* START Extracted data *

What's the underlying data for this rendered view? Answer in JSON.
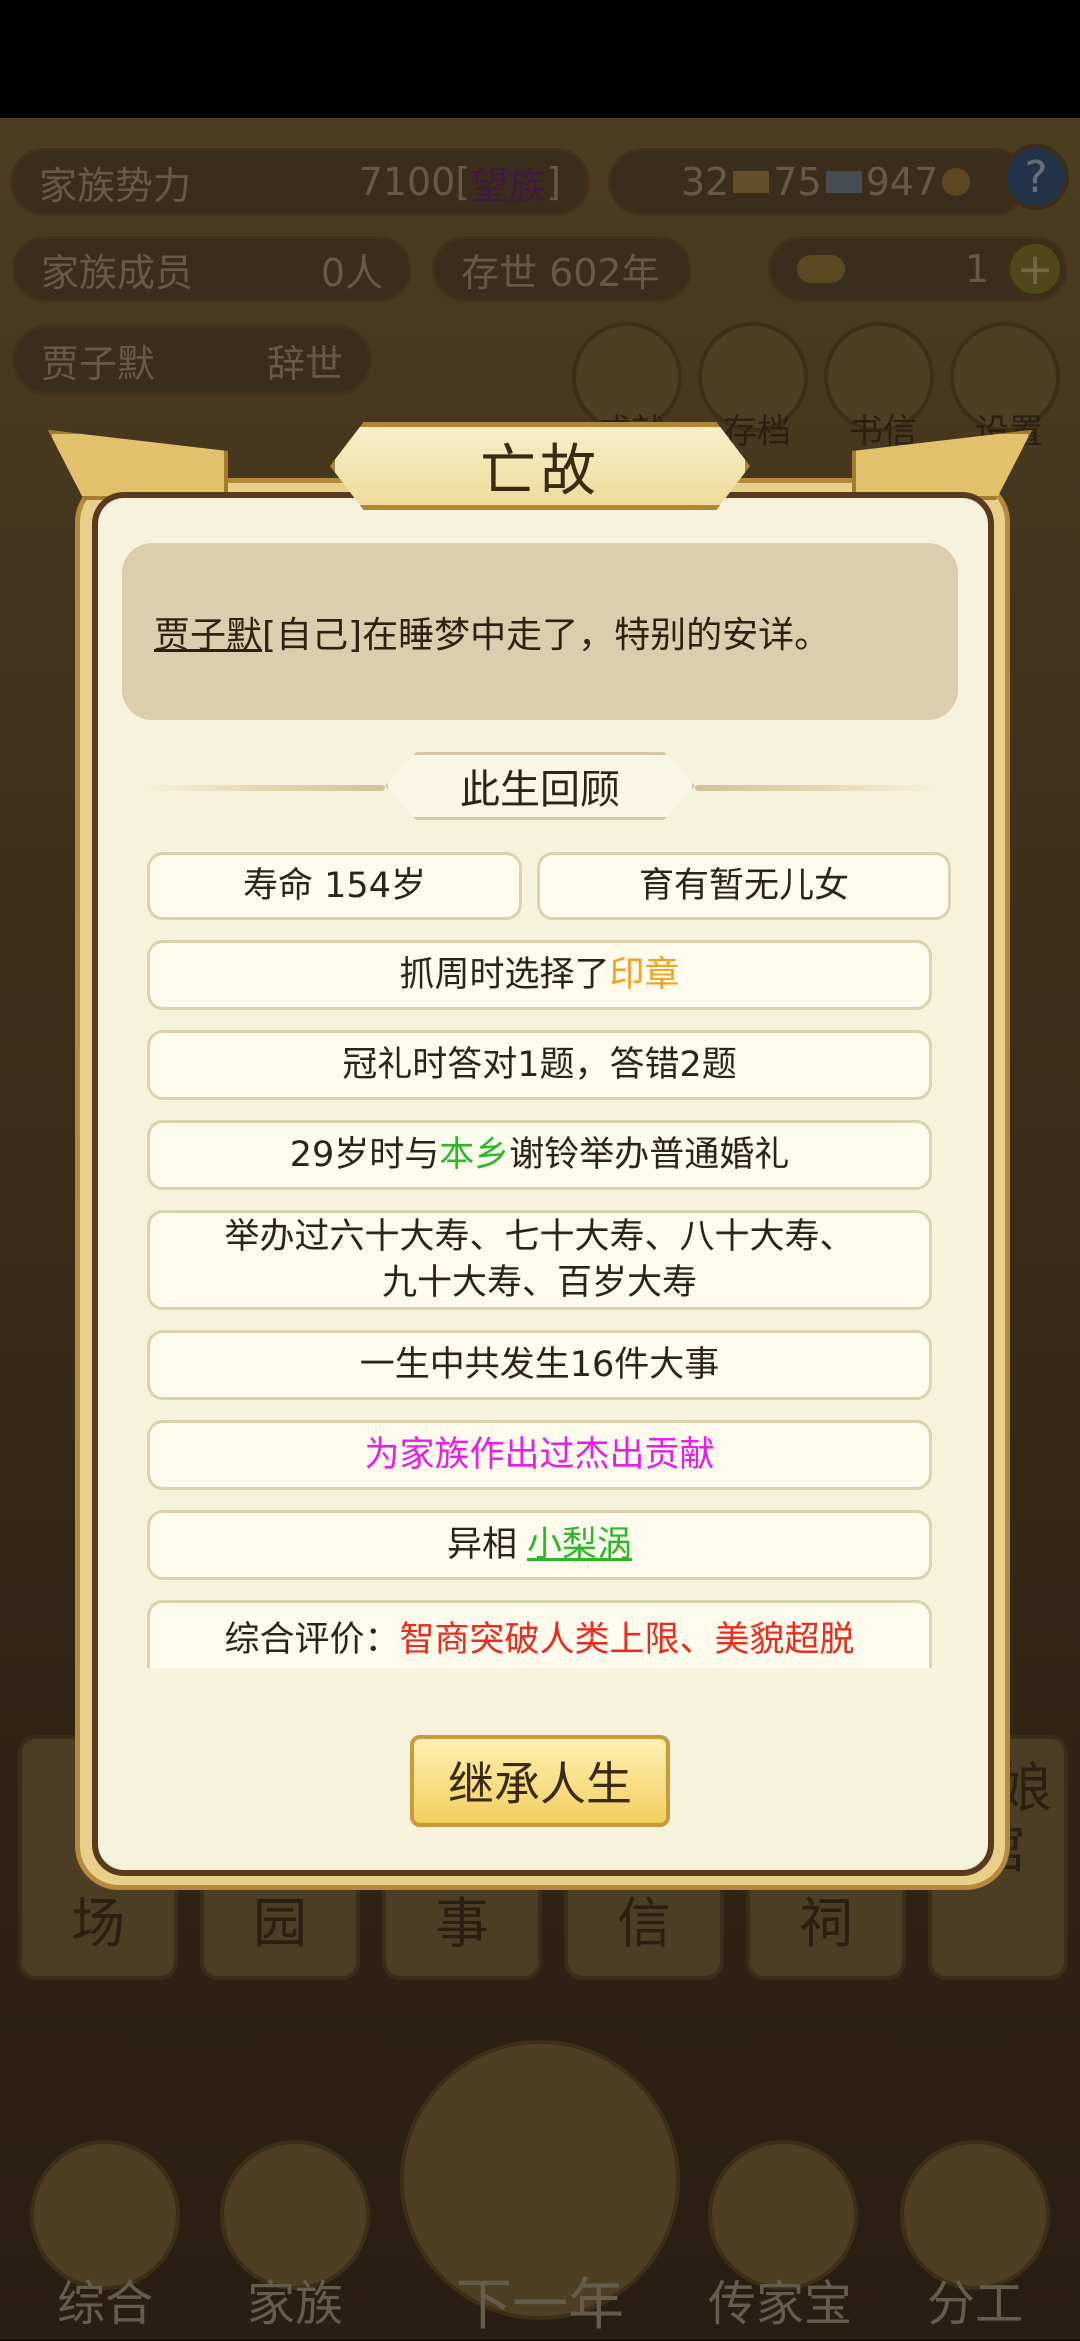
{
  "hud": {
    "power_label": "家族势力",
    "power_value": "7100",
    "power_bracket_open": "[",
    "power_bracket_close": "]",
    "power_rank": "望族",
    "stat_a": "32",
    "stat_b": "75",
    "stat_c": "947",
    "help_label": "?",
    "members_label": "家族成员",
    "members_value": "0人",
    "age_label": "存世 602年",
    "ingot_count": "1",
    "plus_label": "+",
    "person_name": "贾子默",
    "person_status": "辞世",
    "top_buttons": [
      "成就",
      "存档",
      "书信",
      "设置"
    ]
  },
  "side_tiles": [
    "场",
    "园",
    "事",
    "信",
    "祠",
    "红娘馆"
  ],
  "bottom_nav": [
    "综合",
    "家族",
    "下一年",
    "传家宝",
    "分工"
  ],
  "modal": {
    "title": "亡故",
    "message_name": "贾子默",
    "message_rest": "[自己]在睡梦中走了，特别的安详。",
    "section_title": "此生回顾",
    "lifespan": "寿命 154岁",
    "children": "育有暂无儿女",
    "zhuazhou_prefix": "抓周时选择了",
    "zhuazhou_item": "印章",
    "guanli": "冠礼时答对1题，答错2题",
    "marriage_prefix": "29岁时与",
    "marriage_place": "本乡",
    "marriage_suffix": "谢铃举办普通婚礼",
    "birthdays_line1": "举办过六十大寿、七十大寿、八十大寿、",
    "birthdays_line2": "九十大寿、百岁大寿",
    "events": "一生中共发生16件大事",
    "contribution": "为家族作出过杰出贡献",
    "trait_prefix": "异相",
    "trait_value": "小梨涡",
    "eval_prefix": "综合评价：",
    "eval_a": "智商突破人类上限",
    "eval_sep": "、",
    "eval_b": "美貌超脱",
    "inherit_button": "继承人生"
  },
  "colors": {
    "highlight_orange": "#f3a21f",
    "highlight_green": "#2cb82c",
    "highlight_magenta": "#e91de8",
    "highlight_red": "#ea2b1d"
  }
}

* END Extracted data *

- **What to produce**: Write every entry out again exactly, dropping the pictures.

- **Complete answer**:
What's the underlying data for this rendered view? Answer in JSON.
{
  "hud": {
    "power_label": "家族势力",
    "power_value": "7100",
    "power_bracket_open": "[",
    "power_bracket_close": "]",
    "power_rank": "望族",
    "stat_a": "32",
    "stat_b": "75",
    "stat_c": "947",
    "help_label": "?",
    "members_label": "家族成员",
    "members_value": "0人",
    "age_label": "存世 602年",
    "ingot_count": "1",
    "plus_label": "+",
    "person_name": "贾子默",
    "person_status": "辞世",
    "top_buttons": [
      "成就",
      "存档",
      "书信",
      "设置"
    ]
  },
  "side_tiles": [
    "场",
    "园",
    "事",
    "信",
    "祠",
    "红娘馆"
  ],
  "bottom_nav": [
    "综合",
    "家族",
    "下一年",
    "传家宝",
    "分工"
  ],
  "modal": {
    "title": "亡故",
    "message_name": "贾子默",
    "message_rest": "[自己]在睡梦中走了，特别的安详。",
    "section_title": "此生回顾",
    "lifespan": "寿命 154岁",
    "children": "育有暂无儿女",
    "zhuazhou_prefix": "抓周时选择了",
    "zhuazhou_item": "印章",
    "guanli": "冠礼时答对1题，答错2题",
    "marriage_prefix": "29岁时与",
    "marriage_place": "本乡",
    "marriage_suffix": "谢铃举办普通婚礼",
    "birthdays_line1": "举办过六十大寿、七十大寿、八十大寿、",
    "birthdays_line2": "九十大寿、百岁大寿",
    "events": "一生中共发生16件大事",
    "contribution": "为家族作出过杰出贡献",
    "trait_prefix": "异相",
    "trait_value": "小梨涡",
    "eval_prefix": "综合评价：",
    "eval_a": "智商突破人类上限",
    "eval_sep": "、",
    "eval_b": "美貌超脱",
    "inherit_button": "继承人生"
  },
  "colors": {
    "highlight_orange": "#f3a21f",
    "highlight_green": "#2cb82c",
    "highlight_magenta": "#e91de8",
    "highlight_red": "#ea2b1d"
  }
}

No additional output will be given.